**Direction**:
Reproduce the listing verbatim.

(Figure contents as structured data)
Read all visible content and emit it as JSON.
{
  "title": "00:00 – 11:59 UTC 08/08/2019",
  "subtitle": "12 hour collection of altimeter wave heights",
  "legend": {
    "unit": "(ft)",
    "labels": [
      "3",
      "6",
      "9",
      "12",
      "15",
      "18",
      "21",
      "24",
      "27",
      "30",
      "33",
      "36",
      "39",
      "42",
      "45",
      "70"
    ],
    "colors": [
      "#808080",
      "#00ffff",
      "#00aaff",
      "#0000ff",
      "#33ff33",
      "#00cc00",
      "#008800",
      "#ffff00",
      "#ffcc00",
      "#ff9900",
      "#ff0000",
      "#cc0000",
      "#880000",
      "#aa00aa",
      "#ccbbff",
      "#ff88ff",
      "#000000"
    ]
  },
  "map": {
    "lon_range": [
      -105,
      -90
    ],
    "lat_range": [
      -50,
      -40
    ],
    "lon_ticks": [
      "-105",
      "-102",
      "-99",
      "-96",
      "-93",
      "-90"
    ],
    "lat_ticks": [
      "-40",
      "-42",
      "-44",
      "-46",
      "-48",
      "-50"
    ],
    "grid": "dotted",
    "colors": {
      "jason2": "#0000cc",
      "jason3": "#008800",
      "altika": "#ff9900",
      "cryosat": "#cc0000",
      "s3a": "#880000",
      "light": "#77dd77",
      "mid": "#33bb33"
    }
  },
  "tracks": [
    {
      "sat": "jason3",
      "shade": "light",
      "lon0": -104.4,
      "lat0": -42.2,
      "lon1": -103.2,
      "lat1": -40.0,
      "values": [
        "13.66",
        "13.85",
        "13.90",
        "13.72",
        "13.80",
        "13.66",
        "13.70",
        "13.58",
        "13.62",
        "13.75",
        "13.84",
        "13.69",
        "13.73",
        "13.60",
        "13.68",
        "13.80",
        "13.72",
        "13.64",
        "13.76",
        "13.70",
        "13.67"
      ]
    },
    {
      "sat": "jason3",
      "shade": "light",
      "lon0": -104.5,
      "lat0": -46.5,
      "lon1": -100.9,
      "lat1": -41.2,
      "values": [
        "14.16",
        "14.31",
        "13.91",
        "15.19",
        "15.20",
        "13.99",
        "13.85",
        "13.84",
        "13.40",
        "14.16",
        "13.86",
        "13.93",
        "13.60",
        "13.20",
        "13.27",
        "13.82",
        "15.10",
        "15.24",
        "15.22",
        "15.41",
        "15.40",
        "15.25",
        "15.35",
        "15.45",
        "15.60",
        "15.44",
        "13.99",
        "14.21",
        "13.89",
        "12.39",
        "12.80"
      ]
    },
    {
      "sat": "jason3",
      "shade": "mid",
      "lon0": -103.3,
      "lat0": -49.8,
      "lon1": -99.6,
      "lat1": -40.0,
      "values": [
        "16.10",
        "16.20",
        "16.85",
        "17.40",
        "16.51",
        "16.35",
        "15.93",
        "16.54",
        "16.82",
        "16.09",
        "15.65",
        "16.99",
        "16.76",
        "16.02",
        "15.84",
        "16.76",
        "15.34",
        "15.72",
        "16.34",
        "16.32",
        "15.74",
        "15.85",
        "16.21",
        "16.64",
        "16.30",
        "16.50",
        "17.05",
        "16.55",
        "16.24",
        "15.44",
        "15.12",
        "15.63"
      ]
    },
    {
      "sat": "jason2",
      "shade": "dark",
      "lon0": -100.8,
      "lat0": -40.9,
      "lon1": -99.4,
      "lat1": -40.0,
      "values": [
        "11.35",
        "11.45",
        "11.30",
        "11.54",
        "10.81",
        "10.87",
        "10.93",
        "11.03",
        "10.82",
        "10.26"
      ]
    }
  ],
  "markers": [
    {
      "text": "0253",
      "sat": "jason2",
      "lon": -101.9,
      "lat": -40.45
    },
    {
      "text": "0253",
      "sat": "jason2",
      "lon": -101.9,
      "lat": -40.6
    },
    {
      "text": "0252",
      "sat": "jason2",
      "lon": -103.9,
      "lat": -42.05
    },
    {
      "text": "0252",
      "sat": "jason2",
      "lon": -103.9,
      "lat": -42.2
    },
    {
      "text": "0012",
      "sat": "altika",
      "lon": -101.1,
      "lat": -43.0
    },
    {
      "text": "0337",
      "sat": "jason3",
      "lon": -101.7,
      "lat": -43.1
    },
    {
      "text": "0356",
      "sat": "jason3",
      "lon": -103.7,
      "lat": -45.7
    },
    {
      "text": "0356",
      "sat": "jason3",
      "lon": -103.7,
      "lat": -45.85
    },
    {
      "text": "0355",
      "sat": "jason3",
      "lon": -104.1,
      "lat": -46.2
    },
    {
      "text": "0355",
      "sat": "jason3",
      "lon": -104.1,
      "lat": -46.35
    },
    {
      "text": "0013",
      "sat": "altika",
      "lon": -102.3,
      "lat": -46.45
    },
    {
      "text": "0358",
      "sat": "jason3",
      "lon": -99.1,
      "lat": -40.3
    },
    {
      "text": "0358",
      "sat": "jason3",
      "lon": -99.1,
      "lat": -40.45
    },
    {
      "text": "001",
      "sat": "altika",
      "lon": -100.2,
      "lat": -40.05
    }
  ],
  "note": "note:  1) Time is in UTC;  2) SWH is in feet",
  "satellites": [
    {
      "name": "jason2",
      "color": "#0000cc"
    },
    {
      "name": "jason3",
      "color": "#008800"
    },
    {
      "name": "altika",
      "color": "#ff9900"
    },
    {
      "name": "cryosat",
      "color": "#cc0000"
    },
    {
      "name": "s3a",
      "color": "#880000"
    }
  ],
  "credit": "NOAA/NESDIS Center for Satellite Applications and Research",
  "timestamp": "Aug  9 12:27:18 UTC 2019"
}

**Written solution**:
Read all visible content and emit it as JSON.
{
  "title": "00:00 – 11:59 UTC 08/08/2019",
  "subtitle": "12 hour collection of altimeter wave heights",
  "legend": {
    "unit": "(ft)",
    "labels": [
      "3",
      "6",
      "9",
      "12",
      "15",
      "18",
      "21",
      "24",
      "27",
      "30",
      "33",
      "36",
      "39",
      "42",
      "45",
      "70"
    ],
    "colors": [
      "#808080",
      "#00ffff",
      "#00aaff",
      "#0000ff",
      "#33ff33",
      "#00cc00",
      "#008800",
      "#ffff00",
      "#ffcc00",
      "#ff9900",
      "#ff0000",
      "#cc0000",
      "#880000",
      "#aa00aa",
      "#ccbbff",
      "#ff88ff",
      "#000000"
    ]
  },
  "map": {
    "lon_range": [
      -105,
      -90
    ],
    "lat_range": [
      -50,
      -40
    ],
    "lon_ticks": [
      "-105",
      "-102",
      "-99",
      "-96",
      "-93",
      "-90"
    ],
    "lat_ticks": [
      "-40",
      "-42",
      "-44",
      "-46",
      "-48",
      "-50"
    ],
    "grid": "dotted",
    "colors": {
      "jason2": "#0000cc",
      "jason3": "#008800",
      "altika": "#ff9900",
      "cryosat": "#cc0000",
      "s3a": "#880000",
      "light": "#77dd77",
      "mid": "#33bb33"
    }
  },
  "tracks": [
    {
      "sat": "jason3",
      "shade": "light",
      "lon0": -104.4,
      "lat0": -42.2,
      "lon1": -103.2,
      "lat1": -40.0,
      "values": [
        "13.66",
        "13.85",
        "13.90",
        "13.72",
        "13.80",
        "13.66",
        "13.70",
        "13.58",
        "13.62",
        "13.75",
        "13.84",
        "13.69",
        "13.73",
        "13.60",
        "13.68",
        "13.80",
        "13.72",
        "13.64",
        "13.76",
        "13.70",
        "13.67"
      ]
    },
    {
      "sat": "jason3",
      "shade": "light",
      "lon0": -104.5,
      "lat0": -46.5,
      "lon1": -100.9,
      "lat1": -41.2,
      "values": [
        "14.16",
        "14.31",
        "13.91",
        "15.19",
        "15.20",
        "13.99",
        "13.85",
        "13.84",
        "13.40",
        "14.16",
        "13.86",
        "13.93",
        "13.60",
        "13.20",
        "13.27",
        "13.82",
        "15.10",
        "15.24",
        "15.22",
        "15.41",
        "15.40",
        "15.25",
        "15.35",
        "15.45",
        "15.60",
        "15.44",
        "13.99",
        "14.21",
        "13.89",
        "12.39",
        "12.80"
      ]
    },
    {
      "sat": "jason3",
      "shade": "mid",
      "lon0": -103.3,
      "lat0": -49.8,
      "lon1": -99.6,
      "lat1": -40.0,
      "values": [
        "16.10",
        "16.20",
        "16.85",
        "17.40",
        "16.51",
        "16.35",
        "15.93",
        "16.54",
        "16.82",
        "16.09",
        "15.65",
        "16.99",
        "16.76",
        "16.02",
        "15.84",
        "16.76",
        "15.34",
        "15.72",
        "16.34",
        "16.32",
        "15.74",
        "15.85",
        "16.21",
        "16.64",
        "16.30",
        "16.50",
        "17.05",
        "16.55",
        "16.24",
        "15.44",
        "15.12",
        "15.63"
      ]
    },
    {
      "sat": "jason2",
      "shade": "dark",
      "lon0": -100.8,
      "lat0": -40.9,
      "lon1": -99.4,
      "lat1": -40.0,
      "values": [
        "11.35",
        "11.45",
        "11.30",
        "11.54",
        "10.81",
        "10.87",
        "10.93",
        "11.03",
        "10.82",
        "10.26"
      ]
    }
  ],
  "markers": [
    {
      "text": "0253",
      "sat": "jason2",
      "lon": -101.9,
      "lat": -40.45
    },
    {
      "text": "0253",
      "sat": "jason2",
      "lon": -101.9,
      "lat": -40.6
    },
    {
      "text": "0252",
      "sat": "jason2",
      "lon": -103.9,
      "lat": -42.05
    },
    {
      "text": "0252",
      "sat": "jason2",
      "lon": -103.9,
      "lat": -42.2
    },
    {
      "text": "0012",
      "sat": "altika",
      "lon": -101.1,
      "lat": -43.0
    },
    {
      "text": "0337",
      "sat": "jason3",
      "lon": -101.7,
      "lat": -43.1
    },
    {
      "text": "0356",
      "sat": "jason3",
      "lon": -103.7,
      "lat": -45.7
    },
    {
      "text": "0356",
      "sat": "jason3",
      "lon": -103.7,
      "lat": -45.85
    },
    {
      "text": "0355",
      "sat": "jason3",
      "lon": -104.1,
      "lat": -46.2
    },
    {
      "text": "0355",
      "sat": "jason3",
      "lon": -104.1,
      "lat": -46.35
    },
    {
      "text": "0013",
      "sat": "altika",
      "lon": -102.3,
      "lat": -46.45
    },
    {
      "text": "0358",
      "sat": "jason3",
      "lon": -99.1,
      "lat": -40.3
    },
    {
      "text": "0358",
      "sat": "jason3",
      "lon": -99.1,
      "lat": -40.45
    },
    {
      "text": "001",
      "sat": "altika",
      "lon": -100.2,
      "lat": -40.05
    }
  ],
  "note": "note:  1) Time is in UTC;  2) SWH is in feet",
  "satellites": [
    {
      "name": "jason2",
      "color": "#0000cc"
    },
    {
      "name": "jason3",
      "color": "#008800"
    },
    {
      "name": "altika",
      "color": "#ff9900"
    },
    {
      "name": "cryosat",
      "color": "#cc0000"
    },
    {
      "name": "s3a",
      "color": "#880000"
    }
  ],
  "credit": "NOAA/NESDIS Center for Satellite Applications and Research",
  "timestamp": "Aug  9 12:27:18 UTC 2019"
}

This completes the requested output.